# GIVEN TASK:
Your task is to transcribe, word for word, the line containing "What data populates" and all lines that follow it to the end of the entries. Leave out the pictures.

# DATASET RECORDS:
----

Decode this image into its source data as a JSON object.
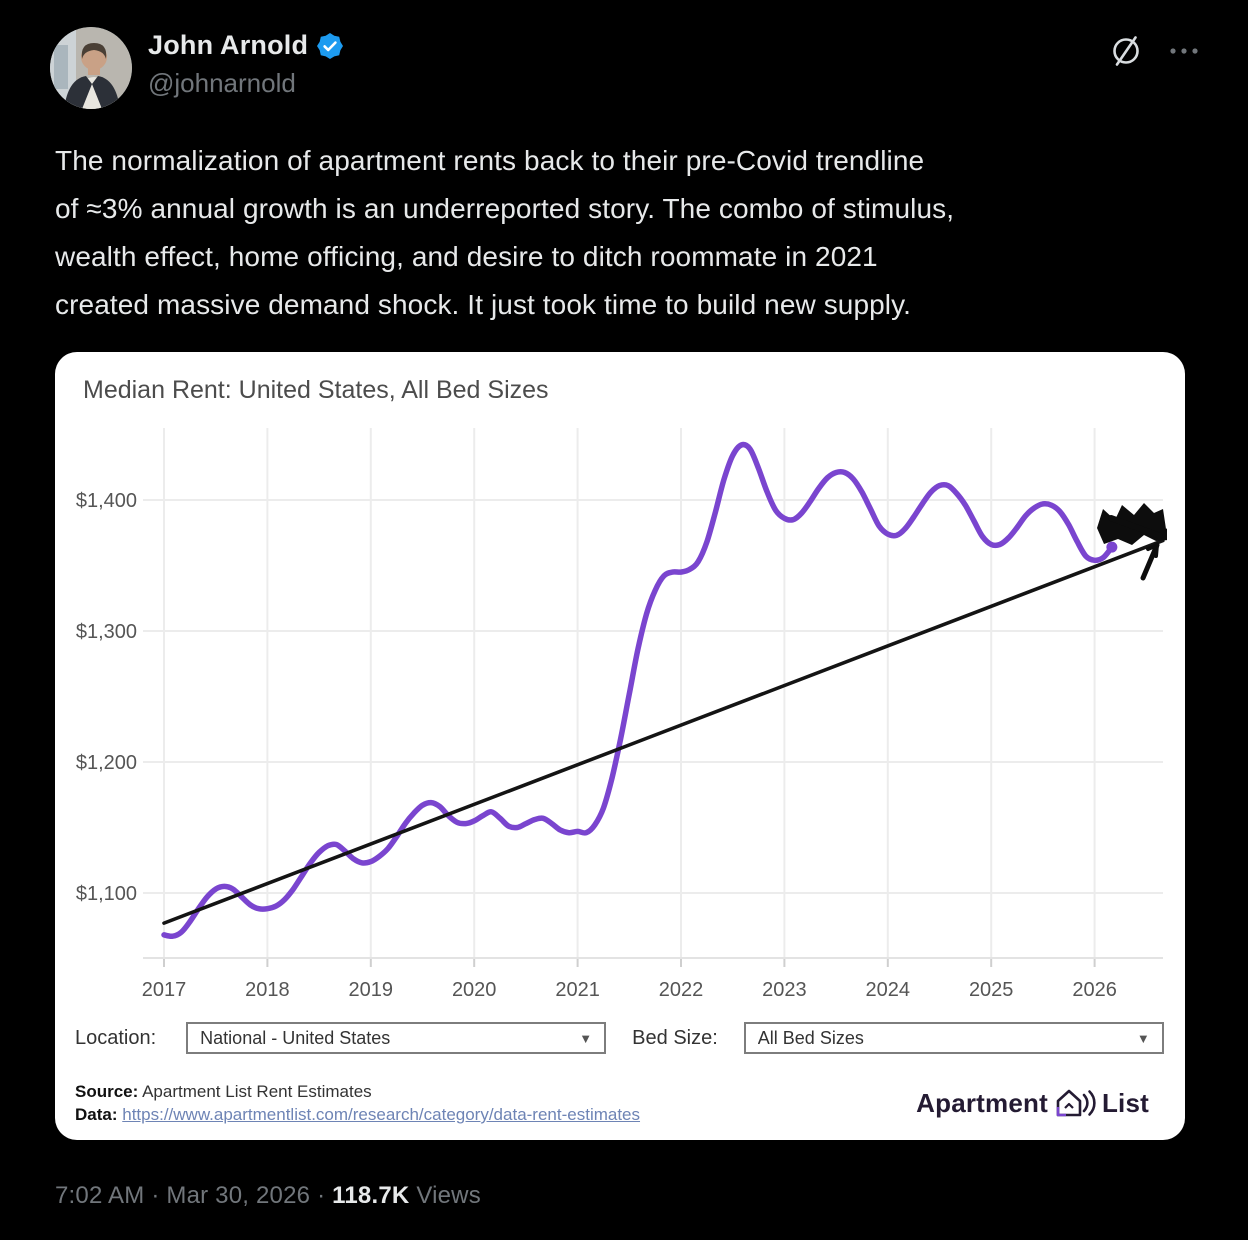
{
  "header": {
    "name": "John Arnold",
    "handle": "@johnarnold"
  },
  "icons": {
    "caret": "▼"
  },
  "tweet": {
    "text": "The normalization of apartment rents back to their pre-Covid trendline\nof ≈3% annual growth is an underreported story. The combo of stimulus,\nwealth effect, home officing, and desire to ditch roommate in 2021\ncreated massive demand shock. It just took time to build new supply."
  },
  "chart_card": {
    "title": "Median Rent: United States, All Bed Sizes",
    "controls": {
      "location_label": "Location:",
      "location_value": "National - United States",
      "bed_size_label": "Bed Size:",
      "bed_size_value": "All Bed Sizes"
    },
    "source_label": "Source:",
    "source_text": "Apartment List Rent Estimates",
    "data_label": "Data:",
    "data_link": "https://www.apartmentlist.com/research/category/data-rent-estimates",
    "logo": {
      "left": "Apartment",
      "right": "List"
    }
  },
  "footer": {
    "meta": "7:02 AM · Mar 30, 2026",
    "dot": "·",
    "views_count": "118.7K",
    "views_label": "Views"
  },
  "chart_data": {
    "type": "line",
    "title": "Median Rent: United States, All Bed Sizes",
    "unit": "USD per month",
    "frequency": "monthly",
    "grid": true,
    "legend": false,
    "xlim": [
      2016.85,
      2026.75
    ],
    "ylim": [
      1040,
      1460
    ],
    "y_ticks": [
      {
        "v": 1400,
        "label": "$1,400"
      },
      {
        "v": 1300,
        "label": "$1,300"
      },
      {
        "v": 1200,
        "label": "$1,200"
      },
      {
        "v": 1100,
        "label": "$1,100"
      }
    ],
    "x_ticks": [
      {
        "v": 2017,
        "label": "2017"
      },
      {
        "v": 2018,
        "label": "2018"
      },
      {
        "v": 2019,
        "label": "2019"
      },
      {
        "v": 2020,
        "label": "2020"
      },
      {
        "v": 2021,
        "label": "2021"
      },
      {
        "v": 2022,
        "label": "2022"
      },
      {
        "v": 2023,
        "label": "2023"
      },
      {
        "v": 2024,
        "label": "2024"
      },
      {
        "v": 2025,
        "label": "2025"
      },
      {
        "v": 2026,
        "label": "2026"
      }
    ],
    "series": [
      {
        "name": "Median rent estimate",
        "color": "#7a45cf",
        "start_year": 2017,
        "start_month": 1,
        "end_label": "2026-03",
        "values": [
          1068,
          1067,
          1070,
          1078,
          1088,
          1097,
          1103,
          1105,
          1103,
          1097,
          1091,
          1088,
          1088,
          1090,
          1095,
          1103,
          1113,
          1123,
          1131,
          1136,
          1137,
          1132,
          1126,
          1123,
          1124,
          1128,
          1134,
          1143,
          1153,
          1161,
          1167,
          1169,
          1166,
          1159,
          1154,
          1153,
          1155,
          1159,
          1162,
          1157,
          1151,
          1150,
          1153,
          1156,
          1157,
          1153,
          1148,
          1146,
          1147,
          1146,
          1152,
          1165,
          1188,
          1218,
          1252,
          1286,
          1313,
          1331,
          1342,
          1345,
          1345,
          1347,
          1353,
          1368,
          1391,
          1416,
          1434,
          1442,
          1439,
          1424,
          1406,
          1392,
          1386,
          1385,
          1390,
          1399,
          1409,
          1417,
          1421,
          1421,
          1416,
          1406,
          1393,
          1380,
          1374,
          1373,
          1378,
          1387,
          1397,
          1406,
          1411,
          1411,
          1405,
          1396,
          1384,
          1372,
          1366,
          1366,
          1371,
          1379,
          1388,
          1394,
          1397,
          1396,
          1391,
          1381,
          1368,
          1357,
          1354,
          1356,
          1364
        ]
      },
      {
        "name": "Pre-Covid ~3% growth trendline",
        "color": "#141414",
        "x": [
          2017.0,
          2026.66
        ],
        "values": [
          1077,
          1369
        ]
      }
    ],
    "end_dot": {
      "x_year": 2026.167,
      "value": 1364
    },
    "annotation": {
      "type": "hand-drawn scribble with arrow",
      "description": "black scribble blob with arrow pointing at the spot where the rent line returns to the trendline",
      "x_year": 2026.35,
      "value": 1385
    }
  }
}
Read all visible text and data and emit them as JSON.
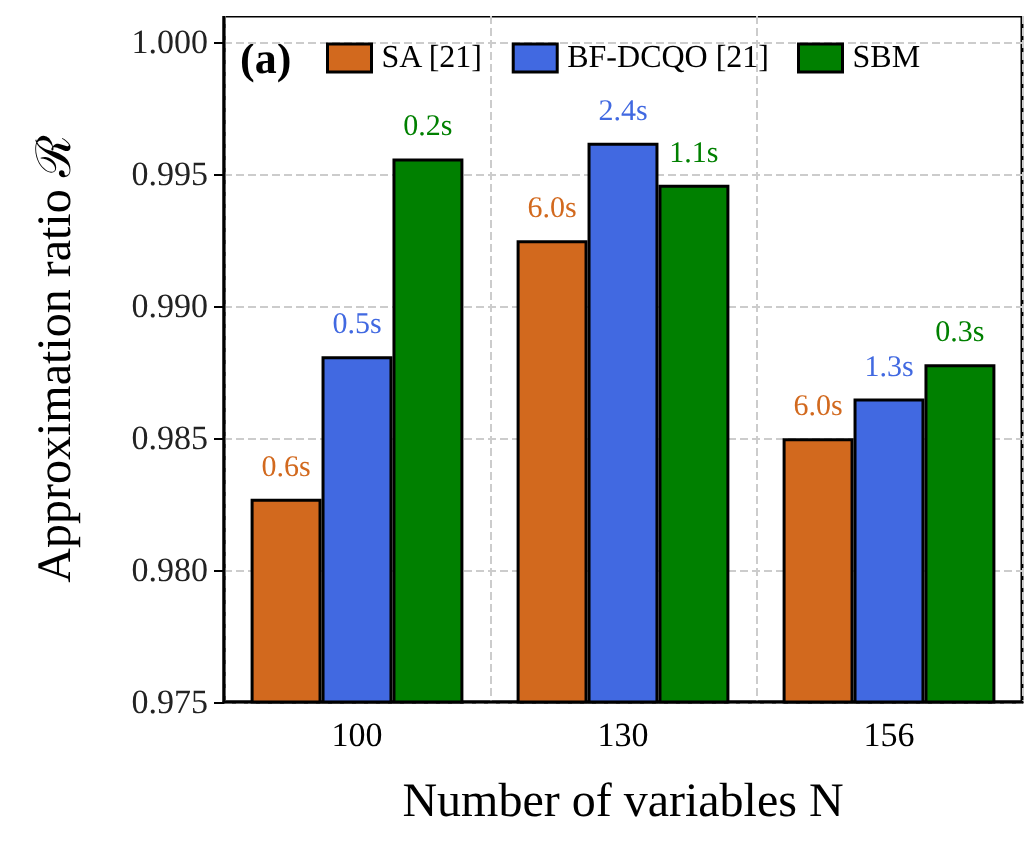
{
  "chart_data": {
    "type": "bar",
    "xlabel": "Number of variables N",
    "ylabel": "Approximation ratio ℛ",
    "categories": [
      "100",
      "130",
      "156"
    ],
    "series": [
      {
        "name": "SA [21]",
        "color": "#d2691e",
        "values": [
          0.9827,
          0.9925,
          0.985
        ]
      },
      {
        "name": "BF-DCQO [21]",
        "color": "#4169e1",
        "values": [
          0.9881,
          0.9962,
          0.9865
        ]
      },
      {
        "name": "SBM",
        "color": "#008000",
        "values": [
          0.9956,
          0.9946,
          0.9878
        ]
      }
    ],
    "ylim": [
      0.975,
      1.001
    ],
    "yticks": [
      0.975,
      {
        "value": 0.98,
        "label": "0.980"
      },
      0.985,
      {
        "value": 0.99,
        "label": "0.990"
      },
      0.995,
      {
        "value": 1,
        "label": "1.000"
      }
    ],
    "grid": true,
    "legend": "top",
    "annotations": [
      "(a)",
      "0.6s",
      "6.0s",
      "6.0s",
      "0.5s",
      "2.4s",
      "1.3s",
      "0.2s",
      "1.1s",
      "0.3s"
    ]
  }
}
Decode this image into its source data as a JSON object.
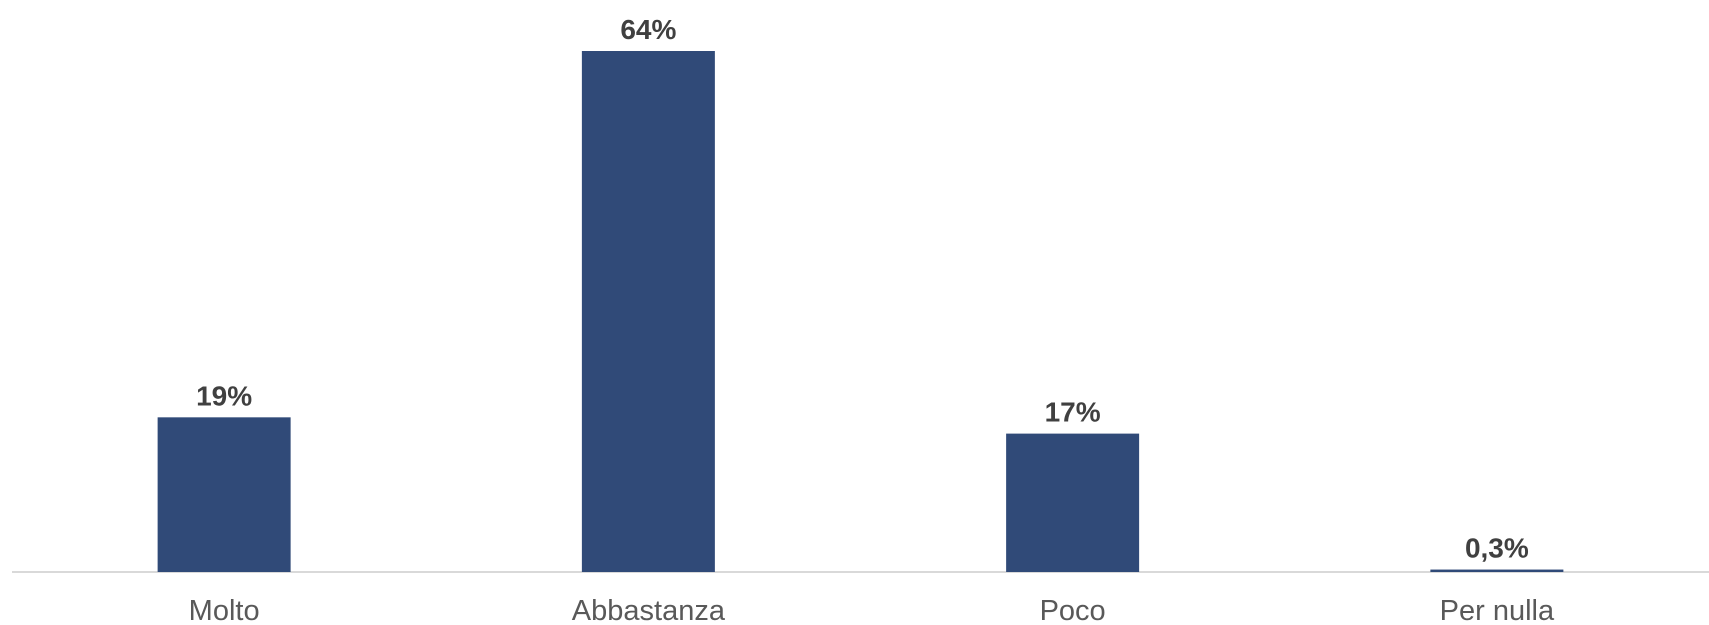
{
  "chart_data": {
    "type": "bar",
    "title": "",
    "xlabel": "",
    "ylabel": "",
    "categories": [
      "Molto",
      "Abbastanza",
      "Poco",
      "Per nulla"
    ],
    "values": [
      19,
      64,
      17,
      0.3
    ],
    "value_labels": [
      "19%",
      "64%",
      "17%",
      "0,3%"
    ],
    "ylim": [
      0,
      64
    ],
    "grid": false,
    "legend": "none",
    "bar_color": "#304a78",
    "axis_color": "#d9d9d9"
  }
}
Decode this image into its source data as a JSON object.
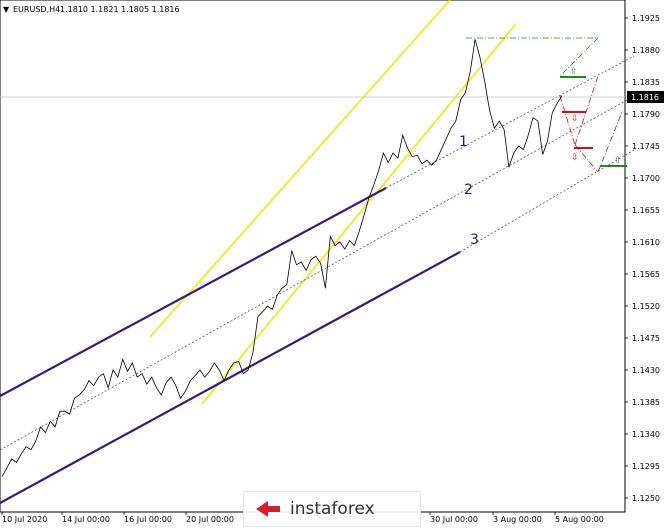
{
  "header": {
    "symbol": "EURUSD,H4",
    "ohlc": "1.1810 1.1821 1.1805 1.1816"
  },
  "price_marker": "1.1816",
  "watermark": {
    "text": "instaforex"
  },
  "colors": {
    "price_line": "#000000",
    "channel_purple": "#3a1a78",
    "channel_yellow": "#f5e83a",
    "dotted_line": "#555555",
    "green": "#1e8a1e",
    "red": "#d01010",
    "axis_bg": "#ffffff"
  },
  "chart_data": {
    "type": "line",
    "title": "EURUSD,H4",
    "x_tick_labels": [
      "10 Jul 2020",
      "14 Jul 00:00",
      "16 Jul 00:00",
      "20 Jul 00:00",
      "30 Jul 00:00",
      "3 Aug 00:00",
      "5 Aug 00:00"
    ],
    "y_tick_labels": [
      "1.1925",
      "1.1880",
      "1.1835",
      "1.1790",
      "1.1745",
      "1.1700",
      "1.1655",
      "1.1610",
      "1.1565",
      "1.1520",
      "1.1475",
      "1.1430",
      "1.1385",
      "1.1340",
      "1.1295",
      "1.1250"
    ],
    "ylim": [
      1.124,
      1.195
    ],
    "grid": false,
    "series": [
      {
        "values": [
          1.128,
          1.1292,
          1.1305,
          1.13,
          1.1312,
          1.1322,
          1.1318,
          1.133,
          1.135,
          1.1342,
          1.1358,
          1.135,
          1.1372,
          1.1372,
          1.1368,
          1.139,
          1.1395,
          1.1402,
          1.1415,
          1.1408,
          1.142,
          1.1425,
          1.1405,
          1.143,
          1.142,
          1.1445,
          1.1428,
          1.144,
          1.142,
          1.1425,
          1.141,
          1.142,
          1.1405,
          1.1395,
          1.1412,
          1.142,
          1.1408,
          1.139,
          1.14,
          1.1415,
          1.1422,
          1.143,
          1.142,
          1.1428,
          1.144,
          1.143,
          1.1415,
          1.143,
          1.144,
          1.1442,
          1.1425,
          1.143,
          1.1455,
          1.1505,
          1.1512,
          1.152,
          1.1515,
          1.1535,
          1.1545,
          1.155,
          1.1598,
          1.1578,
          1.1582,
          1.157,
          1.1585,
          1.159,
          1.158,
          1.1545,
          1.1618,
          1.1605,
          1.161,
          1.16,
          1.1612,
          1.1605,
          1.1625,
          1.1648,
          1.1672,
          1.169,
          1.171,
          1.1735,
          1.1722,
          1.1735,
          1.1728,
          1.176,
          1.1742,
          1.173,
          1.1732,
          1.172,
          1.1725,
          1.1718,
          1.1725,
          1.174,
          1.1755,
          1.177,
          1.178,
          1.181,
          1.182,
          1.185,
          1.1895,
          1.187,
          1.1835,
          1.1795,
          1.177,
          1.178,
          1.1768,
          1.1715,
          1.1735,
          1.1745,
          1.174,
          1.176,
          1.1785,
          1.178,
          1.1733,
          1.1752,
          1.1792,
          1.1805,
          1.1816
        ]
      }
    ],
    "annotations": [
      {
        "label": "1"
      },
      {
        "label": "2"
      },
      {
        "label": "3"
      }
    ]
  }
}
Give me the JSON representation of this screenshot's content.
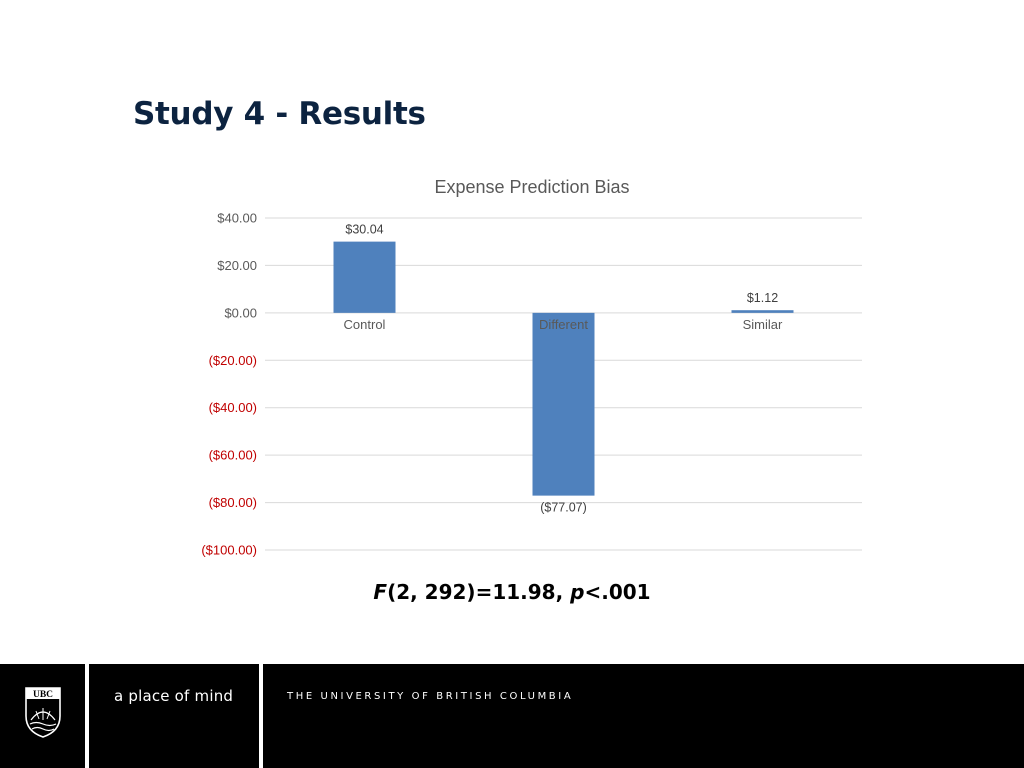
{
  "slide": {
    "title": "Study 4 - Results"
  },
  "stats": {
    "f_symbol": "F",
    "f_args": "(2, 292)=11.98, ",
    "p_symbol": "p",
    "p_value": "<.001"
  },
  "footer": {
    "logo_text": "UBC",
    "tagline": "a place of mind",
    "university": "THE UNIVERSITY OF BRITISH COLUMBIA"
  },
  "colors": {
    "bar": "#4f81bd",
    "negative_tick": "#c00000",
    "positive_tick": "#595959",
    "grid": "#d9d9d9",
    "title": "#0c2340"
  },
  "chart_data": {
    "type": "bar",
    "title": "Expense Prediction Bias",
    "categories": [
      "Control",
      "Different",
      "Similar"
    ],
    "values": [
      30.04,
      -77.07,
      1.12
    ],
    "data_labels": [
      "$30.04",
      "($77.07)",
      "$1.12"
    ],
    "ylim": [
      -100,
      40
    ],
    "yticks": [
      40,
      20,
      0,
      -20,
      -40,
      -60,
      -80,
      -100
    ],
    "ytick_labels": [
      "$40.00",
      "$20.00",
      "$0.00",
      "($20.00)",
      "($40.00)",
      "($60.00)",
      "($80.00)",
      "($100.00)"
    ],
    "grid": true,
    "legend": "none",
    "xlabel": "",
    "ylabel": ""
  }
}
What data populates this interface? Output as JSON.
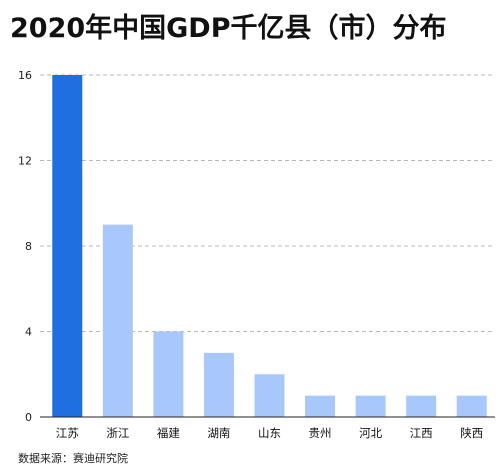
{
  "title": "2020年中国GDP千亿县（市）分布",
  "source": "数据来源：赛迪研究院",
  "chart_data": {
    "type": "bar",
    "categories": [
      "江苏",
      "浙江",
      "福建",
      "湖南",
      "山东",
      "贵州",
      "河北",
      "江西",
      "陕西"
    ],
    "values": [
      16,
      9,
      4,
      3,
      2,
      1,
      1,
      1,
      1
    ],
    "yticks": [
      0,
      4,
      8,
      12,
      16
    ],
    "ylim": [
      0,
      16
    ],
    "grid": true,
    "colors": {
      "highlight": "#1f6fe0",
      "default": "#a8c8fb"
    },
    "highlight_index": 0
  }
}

----

# COMPLETED EXERCISE:
What data populates this interface? Output as JSON.
{
  "title": "2020年中国GDP千亿县（市）分布",
  "source": "数据来源：赛迪研究院",
  "chart_data": {
    "type": "bar",
    "categories": [
      "江苏",
      "浙江",
      "福建",
      "湖南",
      "山东",
      "贵州",
      "河北",
      "江西",
      "陕西"
    ],
    "values": [
      16,
      9,
      4,
      3,
      2,
      1,
      1,
      1,
      1
    ],
    "yticks": [
      0,
      4,
      8,
      12,
      16
    ],
    "ylim": [
      0,
      16
    ],
    "grid": true,
    "colors": {
      "highlight": "#1f6fe0",
      "default": "#a8c8fb"
    },
    "highlight_index": 0
  }
}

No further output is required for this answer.